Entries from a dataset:
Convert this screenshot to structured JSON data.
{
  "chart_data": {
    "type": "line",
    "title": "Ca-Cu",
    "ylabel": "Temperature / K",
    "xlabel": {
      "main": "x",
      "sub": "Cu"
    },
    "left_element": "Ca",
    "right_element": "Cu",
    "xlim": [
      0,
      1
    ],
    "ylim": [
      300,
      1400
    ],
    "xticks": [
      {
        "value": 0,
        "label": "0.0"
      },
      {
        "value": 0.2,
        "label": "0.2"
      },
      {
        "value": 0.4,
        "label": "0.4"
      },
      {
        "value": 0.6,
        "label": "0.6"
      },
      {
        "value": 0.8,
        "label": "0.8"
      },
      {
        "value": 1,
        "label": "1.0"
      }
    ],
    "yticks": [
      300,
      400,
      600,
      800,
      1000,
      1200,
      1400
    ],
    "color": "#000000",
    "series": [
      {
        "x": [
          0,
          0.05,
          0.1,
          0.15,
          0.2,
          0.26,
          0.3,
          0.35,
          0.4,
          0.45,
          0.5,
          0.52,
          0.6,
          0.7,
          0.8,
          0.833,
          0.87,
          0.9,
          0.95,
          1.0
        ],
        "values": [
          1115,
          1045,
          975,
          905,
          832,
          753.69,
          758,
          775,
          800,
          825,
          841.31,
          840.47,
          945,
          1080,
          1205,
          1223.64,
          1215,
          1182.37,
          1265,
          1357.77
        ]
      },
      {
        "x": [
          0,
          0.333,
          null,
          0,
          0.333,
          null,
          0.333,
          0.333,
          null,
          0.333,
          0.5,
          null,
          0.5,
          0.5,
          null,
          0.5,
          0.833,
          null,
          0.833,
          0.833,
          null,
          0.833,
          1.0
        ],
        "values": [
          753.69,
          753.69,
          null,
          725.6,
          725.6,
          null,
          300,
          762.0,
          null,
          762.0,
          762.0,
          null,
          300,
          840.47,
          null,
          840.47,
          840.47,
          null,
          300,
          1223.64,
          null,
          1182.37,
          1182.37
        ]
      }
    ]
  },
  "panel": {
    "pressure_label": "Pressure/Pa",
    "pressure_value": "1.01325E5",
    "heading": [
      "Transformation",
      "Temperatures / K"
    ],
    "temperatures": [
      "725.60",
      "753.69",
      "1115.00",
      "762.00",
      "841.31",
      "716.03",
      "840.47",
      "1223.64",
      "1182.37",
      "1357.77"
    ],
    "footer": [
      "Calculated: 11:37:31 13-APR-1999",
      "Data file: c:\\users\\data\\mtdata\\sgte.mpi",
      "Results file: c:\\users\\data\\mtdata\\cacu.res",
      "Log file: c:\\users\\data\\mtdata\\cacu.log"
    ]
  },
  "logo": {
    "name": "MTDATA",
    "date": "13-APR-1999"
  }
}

◆ DIRECTIONS ◆
Your task is to quote all of the data word for word.

◆ SOLUTION FOR THIS EXERCISE ◆
Convert this screenshot to structured JSON data.
{
  "chart_data": {
    "type": "line",
    "title": "Ca-Cu",
    "ylabel": "Temperature / K",
    "xlabel": {
      "main": "x",
      "sub": "Cu"
    },
    "left_element": "Ca",
    "right_element": "Cu",
    "xlim": [
      0,
      1
    ],
    "ylim": [
      300,
      1400
    ],
    "xticks": [
      {
        "value": 0,
        "label": "0.0"
      },
      {
        "value": 0.2,
        "label": "0.2"
      },
      {
        "value": 0.4,
        "label": "0.4"
      },
      {
        "value": 0.6,
        "label": "0.6"
      },
      {
        "value": 0.8,
        "label": "0.8"
      },
      {
        "value": 1,
        "label": "1.0"
      }
    ],
    "yticks": [
      300,
      400,
      600,
      800,
      1000,
      1200,
      1400
    ],
    "color": "#000000",
    "series": [
      {
        "x": [
          0,
          0.05,
          0.1,
          0.15,
          0.2,
          0.26,
          0.3,
          0.35,
          0.4,
          0.45,
          0.5,
          0.52,
          0.6,
          0.7,
          0.8,
          0.833,
          0.87,
          0.9,
          0.95,
          1.0
        ],
        "values": [
          1115,
          1045,
          975,
          905,
          832,
          753.69,
          758,
          775,
          800,
          825,
          841.31,
          840.47,
          945,
          1080,
          1205,
          1223.64,
          1215,
          1182.37,
          1265,
          1357.77
        ]
      },
      {
        "x": [
          0,
          0.333,
          null,
          0,
          0.333,
          null,
          0.333,
          0.333,
          null,
          0.333,
          0.5,
          null,
          0.5,
          0.5,
          null,
          0.5,
          0.833,
          null,
          0.833,
          0.833,
          null,
          0.833,
          1.0
        ],
        "values": [
          753.69,
          753.69,
          null,
          725.6,
          725.6,
          null,
          300,
          762.0,
          null,
          762.0,
          762.0,
          null,
          300,
          840.47,
          null,
          840.47,
          840.47,
          null,
          300,
          1223.64,
          null,
          1182.37,
          1182.37
        ]
      }
    ]
  },
  "panel": {
    "pressure_label": "Pressure/Pa",
    "pressure_value": "1.01325E5",
    "heading": [
      "Transformation",
      "Temperatures / K"
    ],
    "temperatures": [
      "725.60",
      "753.69",
      "1115.00",
      "762.00",
      "841.31",
      "716.03",
      "840.47",
      "1223.64",
      "1182.37",
      "1357.77"
    ],
    "footer": [
      "Calculated: 11:37:31 13-APR-1999",
      "Data file: c:\\users\\data\\mtdata\\sgte.mpi",
      "Results file: c:\\users\\data\\mtdata\\cacu.res",
      "Log file: c:\\users\\data\\mtdata\\cacu.log"
    ]
  },
  "logo": {
    "name": "MTDATA",
    "date": "13-APR-1999"
  }
}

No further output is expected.